→ Do this: Set down the whole listing verbatim.

>> BEGIN Data excerpts

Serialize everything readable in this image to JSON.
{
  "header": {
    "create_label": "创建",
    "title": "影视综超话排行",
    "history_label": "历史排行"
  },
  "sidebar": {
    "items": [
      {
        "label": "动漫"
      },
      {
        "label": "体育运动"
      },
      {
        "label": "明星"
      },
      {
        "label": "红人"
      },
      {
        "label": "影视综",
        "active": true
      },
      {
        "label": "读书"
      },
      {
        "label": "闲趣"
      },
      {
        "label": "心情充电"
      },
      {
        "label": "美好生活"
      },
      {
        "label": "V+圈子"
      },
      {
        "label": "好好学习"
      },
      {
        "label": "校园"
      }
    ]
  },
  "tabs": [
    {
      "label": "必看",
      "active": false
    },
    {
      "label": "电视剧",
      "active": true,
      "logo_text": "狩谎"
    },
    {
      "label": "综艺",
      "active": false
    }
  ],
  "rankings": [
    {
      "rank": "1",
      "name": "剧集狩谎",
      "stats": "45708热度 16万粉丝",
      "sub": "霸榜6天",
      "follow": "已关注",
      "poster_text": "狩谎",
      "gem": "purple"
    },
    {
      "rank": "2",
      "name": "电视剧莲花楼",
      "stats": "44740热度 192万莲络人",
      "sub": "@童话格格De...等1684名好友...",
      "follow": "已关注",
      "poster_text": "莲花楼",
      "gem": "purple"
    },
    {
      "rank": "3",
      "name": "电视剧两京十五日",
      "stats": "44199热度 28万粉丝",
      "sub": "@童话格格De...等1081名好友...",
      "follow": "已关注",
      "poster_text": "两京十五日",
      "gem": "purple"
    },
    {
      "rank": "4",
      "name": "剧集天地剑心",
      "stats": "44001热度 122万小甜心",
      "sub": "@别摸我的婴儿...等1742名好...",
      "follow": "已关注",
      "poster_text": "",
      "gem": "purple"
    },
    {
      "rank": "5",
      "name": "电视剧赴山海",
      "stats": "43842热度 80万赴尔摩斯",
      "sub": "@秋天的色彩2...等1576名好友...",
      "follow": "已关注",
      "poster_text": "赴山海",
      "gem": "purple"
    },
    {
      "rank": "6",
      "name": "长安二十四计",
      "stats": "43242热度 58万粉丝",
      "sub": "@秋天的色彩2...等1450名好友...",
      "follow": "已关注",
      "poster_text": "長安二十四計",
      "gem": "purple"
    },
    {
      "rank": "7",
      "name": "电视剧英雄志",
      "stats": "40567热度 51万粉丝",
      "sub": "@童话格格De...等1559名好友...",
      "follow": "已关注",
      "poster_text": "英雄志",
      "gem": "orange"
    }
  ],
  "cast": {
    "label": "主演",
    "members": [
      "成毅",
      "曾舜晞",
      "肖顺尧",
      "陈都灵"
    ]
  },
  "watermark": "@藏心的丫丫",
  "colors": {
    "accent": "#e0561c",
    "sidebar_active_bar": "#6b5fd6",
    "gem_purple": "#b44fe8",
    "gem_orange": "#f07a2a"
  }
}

>> END Data excerpts

→ Expected answer:
Serialize everything readable in this image to JSON.
{
  "header": {
    "create_label": "创建",
    "title": "影视综超话排行",
    "history_label": "历史排行"
  },
  "sidebar": {
    "items": [
      {
        "label": "动漫"
      },
      {
        "label": "体育运动"
      },
      {
        "label": "明星"
      },
      {
        "label": "红人"
      },
      {
        "label": "影视综",
        "active": true
      },
      {
        "label": "读书"
      },
      {
        "label": "闲趣"
      },
      {
        "label": "心情充电"
      },
      {
        "label": "美好生活"
      },
      {
        "label": "V+圈子"
      },
      {
        "label": "好好学习"
      },
      {
        "label": "校园"
      }
    ]
  },
  "tabs": [
    {
      "label": "必看",
      "active": false
    },
    {
      "label": "电视剧",
      "active": true,
      "logo_text": "狩谎"
    },
    {
      "label": "综艺",
      "active": false
    }
  ],
  "rankings": [
    {
      "rank": "1",
      "name": "剧集狩谎",
      "stats": "45708热度 16万粉丝",
      "sub": "霸榜6天",
      "follow": "已关注",
      "poster_text": "狩谎",
      "gem": "purple"
    },
    {
      "rank": "2",
      "name": "电视剧莲花楼",
      "stats": "44740热度 192万莲络人",
      "sub": "@童话格格De...等1684名好友...",
      "follow": "已关注",
      "poster_text": "莲花楼",
      "gem": "purple"
    },
    {
      "rank": "3",
      "name": "电视剧两京十五日",
      "stats": "44199热度 28万粉丝",
      "sub": "@童话格格De...等1081名好友...",
      "follow": "已关注",
      "poster_text": "两京十五日",
      "gem": "purple"
    },
    {
      "rank": "4",
      "name": "剧集天地剑心",
      "stats": "44001热度 122万小甜心",
      "sub": "@别摸我的婴儿...等1742名好...",
      "follow": "已关注",
      "poster_text": "",
      "gem": "purple"
    },
    {
      "rank": "5",
      "name": "电视剧赴山海",
      "stats": "43842热度 80万赴尔摩斯",
      "sub": "@秋天的色彩2...等1576名好友...",
      "follow": "已关注",
      "poster_text": "赴山海",
      "gem": "purple"
    },
    {
      "rank": "6",
      "name": "长安二十四计",
      "stats": "43242热度 58万粉丝",
      "sub": "@秋天的色彩2...等1450名好友...",
      "follow": "已关注",
      "poster_text": "長安二十四計",
      "gem": "purple"
    },
    {
      "rank": "7",
      "name": "电视剧英雄志",
      "stats": "40567热度 51万粉丝",
      "sub": "@童话格格De...等1559名好友...",
      "follow": "已关注",
      "poster_text": "英雄志",
      "gem": "orange"
    }
  ],
  "cast": {
    "label": "主演",
    "members": [
      "成毅",
      "曾舜晞",
      "肖顺尧",
      "陈都灵"
    ]
  },
  "watermark": "@藏心的丫丫",
  "colors": {
    "accent": "#e0561c",
    "sidebar_active_bar": "#6b5fd6",
    "gem_purple": "#b44fe8",
    "gem_orange": "#f07a2a"
  }
}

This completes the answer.